**What the task asks**
Could you print the lines below, character for character, from the first one up to and including the line with "reload-button[interactable]: ↻ bbox=[66, 52, 92, 78]"?

**Data**
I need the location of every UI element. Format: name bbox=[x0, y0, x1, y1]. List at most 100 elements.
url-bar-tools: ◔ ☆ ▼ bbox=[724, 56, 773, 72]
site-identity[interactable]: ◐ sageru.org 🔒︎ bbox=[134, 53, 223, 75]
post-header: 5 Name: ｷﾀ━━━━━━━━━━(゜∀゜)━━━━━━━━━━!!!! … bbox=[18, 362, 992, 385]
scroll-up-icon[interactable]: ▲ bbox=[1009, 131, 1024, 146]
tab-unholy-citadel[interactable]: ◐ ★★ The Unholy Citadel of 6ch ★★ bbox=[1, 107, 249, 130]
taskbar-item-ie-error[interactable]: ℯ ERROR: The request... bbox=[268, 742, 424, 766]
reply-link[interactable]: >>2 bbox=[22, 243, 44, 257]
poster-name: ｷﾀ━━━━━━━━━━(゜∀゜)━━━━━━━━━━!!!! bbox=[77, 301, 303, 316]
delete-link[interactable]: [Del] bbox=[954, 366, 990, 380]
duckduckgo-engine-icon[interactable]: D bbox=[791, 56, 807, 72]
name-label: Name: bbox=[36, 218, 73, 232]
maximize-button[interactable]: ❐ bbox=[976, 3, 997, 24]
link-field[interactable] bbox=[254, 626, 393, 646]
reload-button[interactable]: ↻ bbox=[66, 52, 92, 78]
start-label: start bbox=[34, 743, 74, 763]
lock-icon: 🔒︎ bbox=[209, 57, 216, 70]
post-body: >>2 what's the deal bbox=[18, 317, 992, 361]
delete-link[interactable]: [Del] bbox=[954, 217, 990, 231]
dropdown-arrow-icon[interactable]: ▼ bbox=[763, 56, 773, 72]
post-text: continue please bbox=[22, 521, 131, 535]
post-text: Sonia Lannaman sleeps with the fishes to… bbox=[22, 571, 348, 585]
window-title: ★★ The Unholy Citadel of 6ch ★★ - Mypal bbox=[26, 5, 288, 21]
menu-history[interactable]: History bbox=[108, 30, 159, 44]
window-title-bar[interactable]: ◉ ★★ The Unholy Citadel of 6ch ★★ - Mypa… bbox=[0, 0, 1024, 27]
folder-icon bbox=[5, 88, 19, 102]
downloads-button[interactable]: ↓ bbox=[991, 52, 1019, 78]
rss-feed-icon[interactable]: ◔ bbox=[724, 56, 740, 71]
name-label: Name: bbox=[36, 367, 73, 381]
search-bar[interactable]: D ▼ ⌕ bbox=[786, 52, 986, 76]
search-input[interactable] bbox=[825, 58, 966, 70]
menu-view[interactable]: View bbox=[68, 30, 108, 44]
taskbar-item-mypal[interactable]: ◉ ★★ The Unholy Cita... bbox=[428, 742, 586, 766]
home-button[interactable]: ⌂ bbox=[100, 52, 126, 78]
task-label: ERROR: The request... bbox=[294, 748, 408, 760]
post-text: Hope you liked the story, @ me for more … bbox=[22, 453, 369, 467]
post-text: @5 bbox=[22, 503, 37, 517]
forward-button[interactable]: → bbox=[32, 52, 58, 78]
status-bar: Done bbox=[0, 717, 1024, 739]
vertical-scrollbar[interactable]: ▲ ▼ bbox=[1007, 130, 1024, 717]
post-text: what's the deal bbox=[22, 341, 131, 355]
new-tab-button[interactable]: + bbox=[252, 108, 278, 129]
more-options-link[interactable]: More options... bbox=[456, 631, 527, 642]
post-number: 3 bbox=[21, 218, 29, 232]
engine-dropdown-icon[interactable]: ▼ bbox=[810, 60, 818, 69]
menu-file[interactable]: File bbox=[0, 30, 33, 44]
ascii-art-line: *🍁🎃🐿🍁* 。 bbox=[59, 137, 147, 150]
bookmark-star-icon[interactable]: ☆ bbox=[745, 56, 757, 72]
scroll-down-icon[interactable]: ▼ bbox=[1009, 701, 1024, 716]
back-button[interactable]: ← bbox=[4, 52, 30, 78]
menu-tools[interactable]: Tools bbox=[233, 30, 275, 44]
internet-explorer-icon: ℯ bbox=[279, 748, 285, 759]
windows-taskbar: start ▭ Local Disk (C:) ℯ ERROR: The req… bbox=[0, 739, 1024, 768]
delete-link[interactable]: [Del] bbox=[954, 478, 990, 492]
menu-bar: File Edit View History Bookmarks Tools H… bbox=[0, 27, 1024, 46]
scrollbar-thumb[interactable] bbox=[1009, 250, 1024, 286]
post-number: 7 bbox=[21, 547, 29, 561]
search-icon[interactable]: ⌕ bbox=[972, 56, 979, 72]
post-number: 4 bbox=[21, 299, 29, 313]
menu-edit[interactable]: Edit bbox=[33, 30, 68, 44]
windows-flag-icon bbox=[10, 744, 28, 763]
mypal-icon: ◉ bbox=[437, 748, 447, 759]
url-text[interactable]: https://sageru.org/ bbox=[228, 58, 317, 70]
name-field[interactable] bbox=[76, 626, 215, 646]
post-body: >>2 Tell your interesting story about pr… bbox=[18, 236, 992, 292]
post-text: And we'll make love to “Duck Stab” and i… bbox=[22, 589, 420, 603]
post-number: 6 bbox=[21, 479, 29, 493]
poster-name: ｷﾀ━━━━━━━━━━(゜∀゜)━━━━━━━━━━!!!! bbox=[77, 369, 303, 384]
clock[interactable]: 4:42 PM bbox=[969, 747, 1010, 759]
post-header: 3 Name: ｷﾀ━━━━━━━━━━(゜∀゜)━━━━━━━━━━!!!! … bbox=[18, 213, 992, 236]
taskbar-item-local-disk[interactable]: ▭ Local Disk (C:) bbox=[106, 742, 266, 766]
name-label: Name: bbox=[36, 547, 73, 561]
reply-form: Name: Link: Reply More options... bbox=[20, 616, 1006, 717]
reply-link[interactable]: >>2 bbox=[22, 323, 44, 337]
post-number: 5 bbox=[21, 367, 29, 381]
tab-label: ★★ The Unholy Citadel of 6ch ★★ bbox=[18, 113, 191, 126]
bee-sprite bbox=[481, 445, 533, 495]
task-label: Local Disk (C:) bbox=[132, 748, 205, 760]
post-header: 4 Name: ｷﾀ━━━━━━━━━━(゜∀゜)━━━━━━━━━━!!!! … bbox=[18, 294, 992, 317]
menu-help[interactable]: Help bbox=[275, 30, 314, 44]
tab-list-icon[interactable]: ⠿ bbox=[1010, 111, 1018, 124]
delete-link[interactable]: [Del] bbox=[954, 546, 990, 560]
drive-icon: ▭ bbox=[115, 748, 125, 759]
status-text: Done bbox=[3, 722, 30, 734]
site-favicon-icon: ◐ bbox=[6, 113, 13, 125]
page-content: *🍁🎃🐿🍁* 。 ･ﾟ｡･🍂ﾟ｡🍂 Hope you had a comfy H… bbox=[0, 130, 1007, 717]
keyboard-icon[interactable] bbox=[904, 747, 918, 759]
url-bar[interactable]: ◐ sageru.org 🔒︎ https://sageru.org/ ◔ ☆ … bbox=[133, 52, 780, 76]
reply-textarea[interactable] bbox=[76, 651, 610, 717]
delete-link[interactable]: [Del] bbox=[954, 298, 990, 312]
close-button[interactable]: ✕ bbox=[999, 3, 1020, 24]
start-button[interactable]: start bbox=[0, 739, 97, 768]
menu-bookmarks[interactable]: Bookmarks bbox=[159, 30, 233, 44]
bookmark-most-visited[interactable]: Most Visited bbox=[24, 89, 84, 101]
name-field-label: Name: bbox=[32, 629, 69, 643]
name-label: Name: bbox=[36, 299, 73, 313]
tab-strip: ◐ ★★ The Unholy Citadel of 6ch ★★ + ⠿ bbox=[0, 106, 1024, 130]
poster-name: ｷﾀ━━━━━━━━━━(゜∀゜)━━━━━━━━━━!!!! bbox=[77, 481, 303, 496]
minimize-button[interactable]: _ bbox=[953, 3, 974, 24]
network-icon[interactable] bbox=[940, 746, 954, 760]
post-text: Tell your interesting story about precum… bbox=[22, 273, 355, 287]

**The reply**
I need the location of every UI element. Format: name bbox=[x0, y0, x1, y1]. List at most 100 elements.
url-bar-tools: ◔ ☆ ▼ bbox=[724, 56, 773, 72]
site-identity[interactable]: ◐ sageru.org 🔒︎ bbox=[134, 53, 223, 75]
post-header: 5 Name: ｷﾀ━━━━━━━━━━(゜∀゜)━━━━━━━━━━!!!! … bbox=[18, 362, 992, 385]
scroll-up-icon[interactable]: ▲ bbox=[1009, 131, 1024, 146]
tab-unholy-citadel[interactable]: ◐ ★★ The Unholy Citadel of 6ch ★★ bbox=[1, 107, 249, 130]
taskbar-item-ie-error[interactable]: ℯ ERROR: The request... bbox=[268, 742, 424, 766]
reply-link[interactable]: >>2 bbox=[22, 243, 44, 257]
poster-name: ｷﾀ━━━━━━━━━━(゜∀゜)━━━━━━━━━━!!!! bbox=[77, 301, 303, 316]
delete-link[interactable]: [Del] bbox=[954, 366, 990, 380]
duckduckgo-engine-icon[interactable]: D bbox=[791, 56, 807, 72]
name-label: Name: bbox=[36, 218, 73, 232]
maximize-button[interactable]: ❐ bbox=[976, 3, 997, 24]
link-field[interactable] bbox=[254, 626, 393, 646]
reload-button[interactable]: ↻ bbox=[66, 52, 92, 78]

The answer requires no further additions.